╭─ Data provided

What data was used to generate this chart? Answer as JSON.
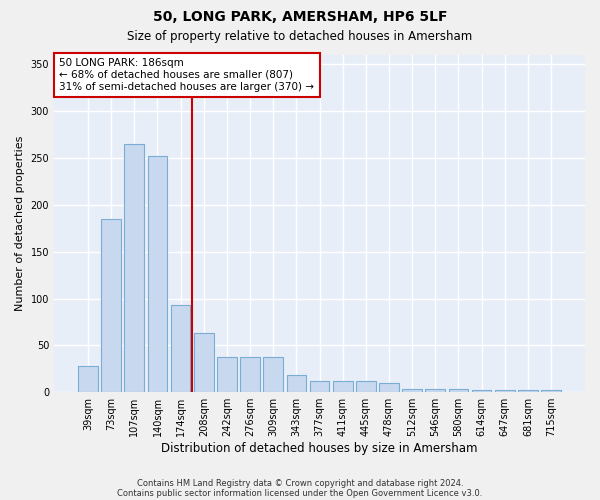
{
  "title": "50, LONG PARK, AMERSHAM, HP6 5LF",
  "subtitle": "Size of property relative to detached houses in Amersham",
  "xlabel": "Distribution of detached houses by size in Amersham",
  "ylabel": "Number of detached properties",
  "bar_color": "#c8d9ef",
  "bar_edge_color": "#7aadd4",
  "background_color": "#e8eef8",
  "grid_color": "#ffffff",
  "categories": [
    "39sqm",
    "73sqm",
    "107sqm",
    "140sqm",
    "174sqm",
    "208sqm",
    "242sqm",
    "276sqm",
    "309sqm",
    "343sqm",
    "377sqm",
    "411sqm",
    "445sqm",
    "478sqm",
    "512sqm",
    "546sqm",
    "580sqm",
    "614sqm",
    "647sqm",
    "681sqm",
    "715sqm"
  ],
  "values": [
    28,
    185,
    265,
    252,
    93,
    63,
    38,
    38,
    38,
    18,
    12,
    12,
    12,
    10,
    3,
    3,
    3,
    2,
    2,
    2,
    2
  ],
  "ylim": [
    0,
    360
  ],
  "yticks": [
    0,
    50,
    100,
    150,
    200,
    250,
    300,
    350
  ],
  "property_label": "50 LONG PARK: 186sqm",
  "annotation_line1": "← 68% of detached houses are smaller (807)",
  "annotation_line2": "31% of semi-detached houses are larger (370) →",
  "annotation_box_color": "#ffffff",
  "annotation_box_edge_color": "#cc0000",
  "vline_color": "#cc0000",
  "vline_x_index": 4.5,
  "footer_line1": "Contains HM Land Registry data © Crown copyright and database right 2024.",
  "footer_line2": "Contains public sector information licensed under the Open Government Licence v3.0.",
  "fig_bg": "#f0f0f0"
}
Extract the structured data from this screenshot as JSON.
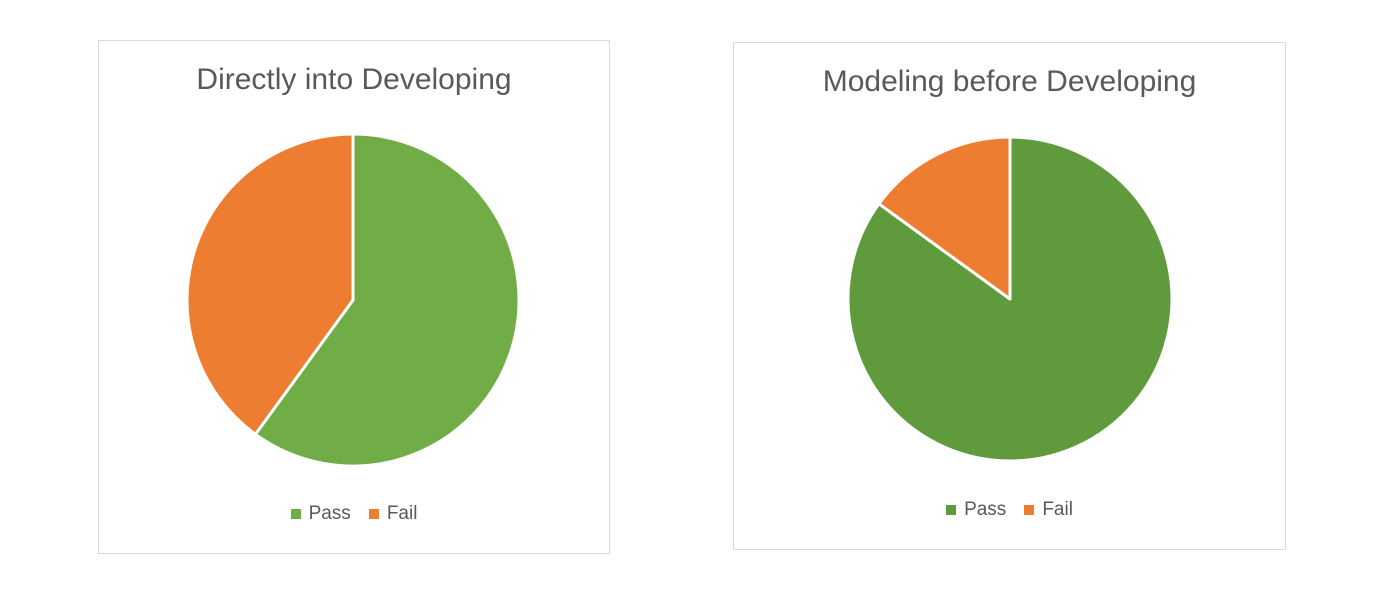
{
  "chart_data": [
    {
      "type": "pie",
      "title": "Directly into Developing",
      "categories": [
        "Pass",
        "Fail"
      ],
      "values": [
        60,
        40
      ],
      "colors": [
        "#70AD47",
        "#ED7D31"
      ],
      "legend": {
        "position": "bottom",
        "items": [
          "Pass",
          "Fail"
        ]
      }
    },
    {
      "type": "pie",
      "title": "Modeling before Developing",
      "categories": [
        "Pass",
        "Fail"
      ],
      "values": [
        85,
        15
      ],
      "colors": [
        "#5F9B3D",
        "#ED7D31"
      ],
      "legend": {
        "position": "bottom",
        "items": [
          "Pass",
          "Fail"
        ]
      }
    }
  ]
}
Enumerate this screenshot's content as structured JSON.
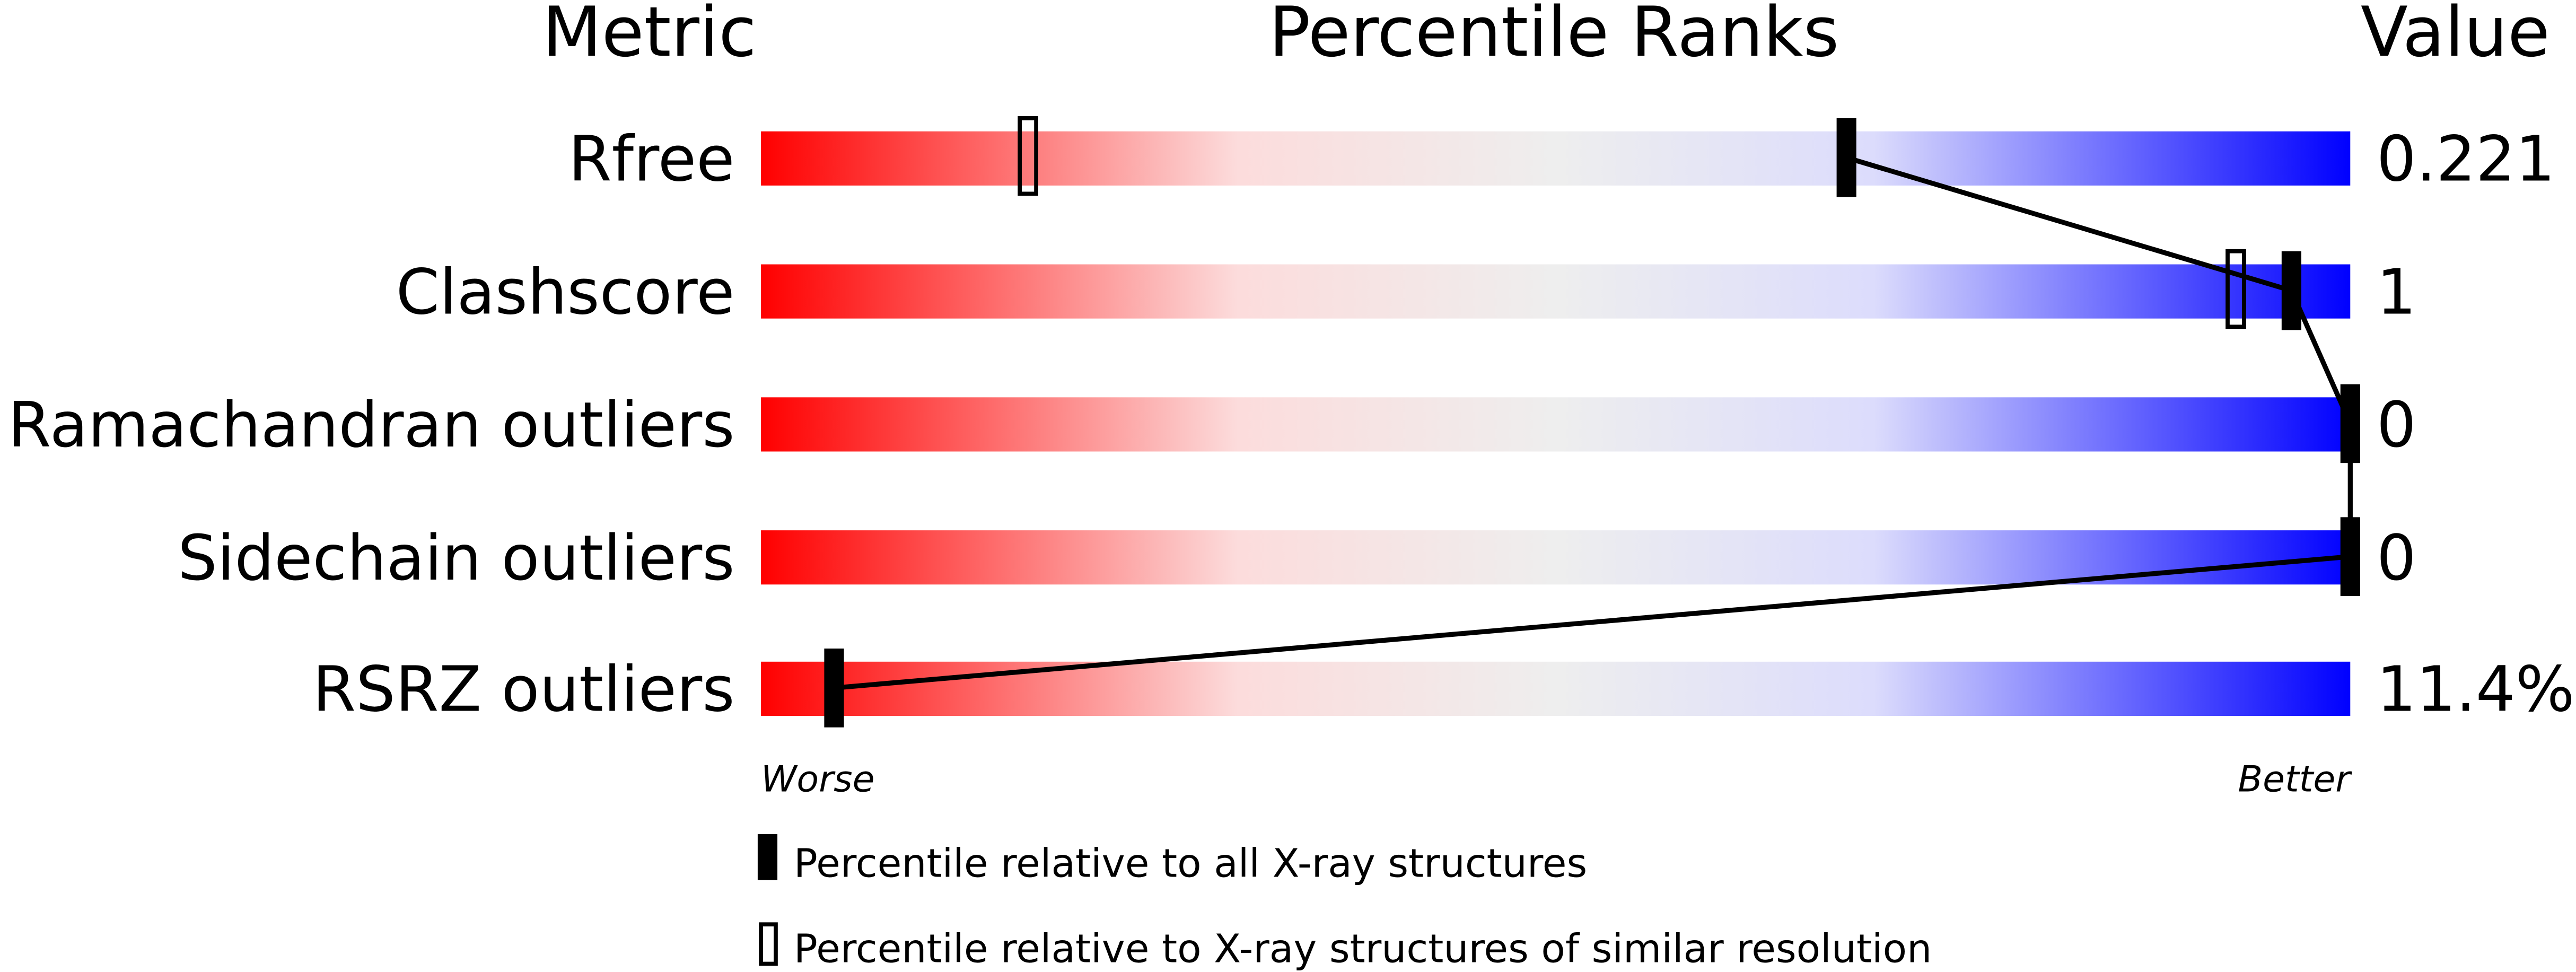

╰─

Please leave out the pictures while you copy exactly the lines from the one containing "Extract the structured" through the end of the records.

## Full output
Extract the structured data from this screenshot as JSON.
{
  "chart_data": [
    {
      "type": "pie",
      "title": "Directly into Developing",
      "categories": [
        "Pass",
        "Fail"
      ],
      "values": [
        60,
        40
      ],
      "colors": [
        "#70AD47",
        "#ED7D31"
      ],
      "legend": {
        "position": "bottom",
        "items": [
          "Pass",
          "Fail"
        ]
      }
    },
    {
      "type": "pie",
      "title": "Modeling before Developing",
      "categories": [
        "Pass",
        "Fail"
      ],
      "values": [
        85,
        15
      ],
      "colors": [
        "#5F9B3D",
        "#ED7D31"
      ],
      "legend": {
        "position": "bottom",
        "items": [
          "Pass",
          "Fail"
        ]
      }
    }
  ]
}
Enumerate this screenshot's content as structured JSON.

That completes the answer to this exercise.